Exercise task >>
Repeat the lines that follow, leaving nothing out.

Dataset rows >>
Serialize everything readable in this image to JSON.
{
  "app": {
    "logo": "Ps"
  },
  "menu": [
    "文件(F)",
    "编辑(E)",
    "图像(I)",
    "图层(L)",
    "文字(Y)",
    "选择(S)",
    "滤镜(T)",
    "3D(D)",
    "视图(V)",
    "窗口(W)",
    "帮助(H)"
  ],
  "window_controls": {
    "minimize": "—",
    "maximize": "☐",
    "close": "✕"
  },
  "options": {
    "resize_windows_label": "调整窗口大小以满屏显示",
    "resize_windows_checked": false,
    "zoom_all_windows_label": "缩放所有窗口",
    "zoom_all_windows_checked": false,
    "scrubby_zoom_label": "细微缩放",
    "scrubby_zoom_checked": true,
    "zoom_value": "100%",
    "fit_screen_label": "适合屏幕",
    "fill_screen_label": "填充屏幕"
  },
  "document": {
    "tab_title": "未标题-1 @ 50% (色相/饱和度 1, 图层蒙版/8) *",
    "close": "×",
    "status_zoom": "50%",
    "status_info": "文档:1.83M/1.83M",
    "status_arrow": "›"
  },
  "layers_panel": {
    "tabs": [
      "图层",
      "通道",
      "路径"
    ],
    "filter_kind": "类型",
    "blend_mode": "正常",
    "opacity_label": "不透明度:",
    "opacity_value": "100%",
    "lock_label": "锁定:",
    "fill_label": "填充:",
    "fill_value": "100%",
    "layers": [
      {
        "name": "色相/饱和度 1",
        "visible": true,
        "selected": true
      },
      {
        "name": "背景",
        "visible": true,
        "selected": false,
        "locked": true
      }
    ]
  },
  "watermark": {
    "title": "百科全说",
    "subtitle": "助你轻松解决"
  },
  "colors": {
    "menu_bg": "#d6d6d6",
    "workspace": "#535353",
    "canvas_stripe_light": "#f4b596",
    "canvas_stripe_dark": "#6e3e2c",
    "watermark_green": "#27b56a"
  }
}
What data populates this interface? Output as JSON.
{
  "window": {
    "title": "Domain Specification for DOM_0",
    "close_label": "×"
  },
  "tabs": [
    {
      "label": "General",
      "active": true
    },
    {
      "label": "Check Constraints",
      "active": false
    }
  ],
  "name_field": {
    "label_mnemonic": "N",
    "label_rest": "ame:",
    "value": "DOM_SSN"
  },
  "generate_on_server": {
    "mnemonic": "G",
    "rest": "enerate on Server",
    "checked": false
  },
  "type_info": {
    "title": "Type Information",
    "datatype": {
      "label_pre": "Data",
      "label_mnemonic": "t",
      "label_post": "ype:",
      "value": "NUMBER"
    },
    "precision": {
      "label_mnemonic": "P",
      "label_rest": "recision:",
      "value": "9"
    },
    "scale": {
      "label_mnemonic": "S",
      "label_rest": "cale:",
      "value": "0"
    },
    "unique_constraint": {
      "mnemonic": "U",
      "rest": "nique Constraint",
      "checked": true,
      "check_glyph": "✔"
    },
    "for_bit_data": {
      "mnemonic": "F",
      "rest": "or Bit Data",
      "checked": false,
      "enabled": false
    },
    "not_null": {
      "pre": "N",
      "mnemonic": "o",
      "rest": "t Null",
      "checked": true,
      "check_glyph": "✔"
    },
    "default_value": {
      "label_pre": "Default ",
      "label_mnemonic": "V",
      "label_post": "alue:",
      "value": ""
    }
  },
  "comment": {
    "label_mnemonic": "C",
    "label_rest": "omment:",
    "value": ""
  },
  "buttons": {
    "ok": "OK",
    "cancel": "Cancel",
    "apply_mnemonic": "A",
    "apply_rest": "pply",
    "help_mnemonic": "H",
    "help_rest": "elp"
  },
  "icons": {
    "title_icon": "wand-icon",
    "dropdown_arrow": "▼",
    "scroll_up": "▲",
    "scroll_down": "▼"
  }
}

Task response >>
Serialize everything readable in this image to JSON.
{
  "app": {
    "logo": "Ps"
  },
  "menu": [
    "文件(F)",
    "编辑(E)",
    "图像(I)",
    "图层(L)",
    "文字(Y)",
    "选择(S)",
    "滤镜(T)",
    "3D(D)",
    "视图(V)",
    "窗口(W)",
    "帮助(H)"
  ],
  "window_controls": {
    "minimize": "—",
    "maximize": "☐",
    "close": "✕"
  },
  "options": {
    "resize_windows_label": "调整窗口大小以满屏显示",
    "resize_windows_checked": false,
    "zoom_all_windows_label": "缩放所有窗口",
    "zoom_all_windows_checked": false,
    "scrubby_zoom_label": "细微缩放",
    "scrubby_zoom_checked": true,
    "zoom_value": "100%",
    "fit_screen_label": "适合屏幕",
    "fill_screen_label": "填充屏幕"
  },
  "document": {
    "tab_title": "未标题-1 @ 50% (色相/饱和度 1, 图层蒙版/8) *",
    "close": "×",
    "status_zoom": "50%",
    "status_info": "文档:1.83M/1.83M",
    "status_arrow": "›"
  },
  "layers_panel": {
    "tabs": [
      "图层",
      "通道",
      "路径"
    ],
    "filter_kind": "类型",
    "blend_mode": "正常",
    "opacity_label": "不透明度:",
    "opacity_value": "100%",
    "lock_label": "锁定:",
    "fill_label": "填充:",
    "fill_value": "100%",
    "layers": [
      {
        "name": "色相/饱和度 1",
        "visible": true,
        "selected": true
      },
      {
        "name": "背景",
        "visible": true,
        "selected": false,
        "locked": true
      }
    ]
  },
  "watermark": {
    "title": "百科全说",
    "subtitle": "助你轻松解决"
  },
  "colors": {
    "menu_bg": "#d6d6d6",
    "workspace": "#535353",
    "canvas_stripe_light": "#f4b596",
    "canvas_stripe_dark": "#6e3e2c",
    "watermark_green": "#27b56a"
  }
}
What data populates this interface? Output as JSON.
{
  "window": {
    "title": "Domain Specification for DOM_0",
    "close_label": "×"
  },
  "tabs": [
    {
      "label": "General",
      "active": true
    },
    {
      "label": "Check Constraints",
      "active": false
    }
  ],
  "name_field": {
    "label_mnemonic": "N",
    "label_rest": "ame:",
    "value": "DOM_SSN"
  },
  "generate_on_server": {
    "mnemonic": "G",
    "rest": "enerate on Server",
    "checked": false
  },
  "type_info": {
    "title": "Type Information",
    "datatype": {
      "label_pre": "Data",
      "label_mnemonic": "t",
      "label_post": "ype:",
      "value": "NUMBER"
    },
    "precision": {
      "label_mnemonic": "P",
      "label_rest": "recision:",
      "value": "9"
    },
    "scale": {
      "label_mnemonic": "S",
      "label_rest": "cale:",
      "value": "0"
    },
    "unique_constraint": {
      "mnemonic": "U",
      "rest": "nique Constraint",
      "checked": true,
      "check_glyph": "✔"
    },
    "for_bit_data": {
      "mnemonic": "F",
      "rest": "or Bit Data",
      "checked": false,
      "enabled": false
    },
    "not_null": {
      "pre": "N",
      "mnemonic": "o",
      "rest": "t Null",
      "checked": true,
      "check_glyph": "✔"
    },
    "default_value": {
      "label_pre": "Default ",
      "label_mnemonic": "V",
      "label_post": "alue:",
      "value": ""
    }
  },
  "comment": {
    "label_mnemonic": "C",
    "label_rest": "omment:",
    "value": ""
  },
  "buttons": {
    "ok": "OK",
    "cancel": "Cancel",
    "apply_mnemonic": "A",
    "apply_rest": "pply",
    "help_mnemonic": "H",
    "help_rest": "elp"
  },
  "icons": {
    "title_icon": "wand-icon",
    "dropdown_arrow": "▼",
    "scroll_up": "▲",
    "scroll_down": "▼"
  }
}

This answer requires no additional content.